— START Given information —
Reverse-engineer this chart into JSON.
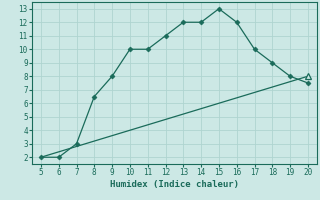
{
  "curve_x": [
    5,
    6,
    7,
    8,
    9,
    10,
    11,
    12,
    13,
    14,
    15,
    16,
    17,
    18,
    19,
    20
  ],
  "curve_y": [
    2,
    2,
    3,
    6.5,
    8,
    10,
    10,
    11,
    12,
    12,
    13,
    12,
    10,
    9,
    8,
    7.5
  ],
  "line_x": [
    5,
    20
  ],
  "line_y": [
    2,
    8
  ],
  "triangle_x": [
    20
  ],
  "triangle_y": [
    8
  ],
  "color": "#1a6b5a",
  "bg_color": "#cce8e5",
  "grid_color": "#afd4d0",
  "xlabel": "Humidex (Indice chaleur)",
  "xlim": [
    4.5,
    20.5
  ],
  "ylim": [
    1.5,
    13.5
  ],
  "xticks": [
    5,
    6,
    7,
    8,
    9,
    10,
    11,
    12,
    13,
    14,
    15,
    16,
    17,
    18,
    19,
    20
  ],
  "yticks": [
    2,
    3,
    4,
    5,
    6,
    7,
    8,
    9,
    10,
    11,
    12,
    13
  ],
  "tick_fontsize": 5.5,
  "xlabel_fontsize": 6.5,
  "marker_size": 2.5,
  "line_width": 0.9
}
— END Given information —
▶ [Instruction] Every line above should be repeated exactly; pictures stay out of the copy.

▶ [Correct output]
Reverse-engineer this chart into JSON.
{
  "curve_x": [
    5,
    6,
    7,
    8,
    9,
    10,
    11,
    12,
    13,
    14,
    15,
    16,
    17,
    18,
    19,
    20
  ],
  "curve_y": [
    2,
    2,
    3,
    6.5,
    8,
    10,
    10,
    11,
    12,
    12,
    13,
    12,
    10,
    9,
    8,
    7.5
  ],
  "line_x": [
    5,
    20
  ],
  "line_y": [
    2,
    8
  ],
  "triangle_x": [
    20
  ],
  "triangle_y": [
    8
  ],
  "color": "#1a6b5a",
  "bg_color": "#cce8e5",
  "grid_color": "#afd4d0",
  "xlabel": "Humidex (Indice chaleur)",
  "xlim": [
    4.5,
    20.5
  ],
  "ylim": [
    1.5,
    13.5
  ],
  "xticks": [
    5,
    6,
    7,
    8,
    9,
    10,
    11,
    12,
    13,
    14,
    15,
    16,
    17,
    18,
    19,
    20
  ],
  "yticks": [
    2,
    3,
    4,
    5,
    6,
    7,
    8,
    9,
    10,
    11,
    12,
    13
  ],
  "tick_fontsize": 5.5,
  "xlabel_fontsize": 6.5,
  "marker_size": 2.5,
  "line_width": 0.9
}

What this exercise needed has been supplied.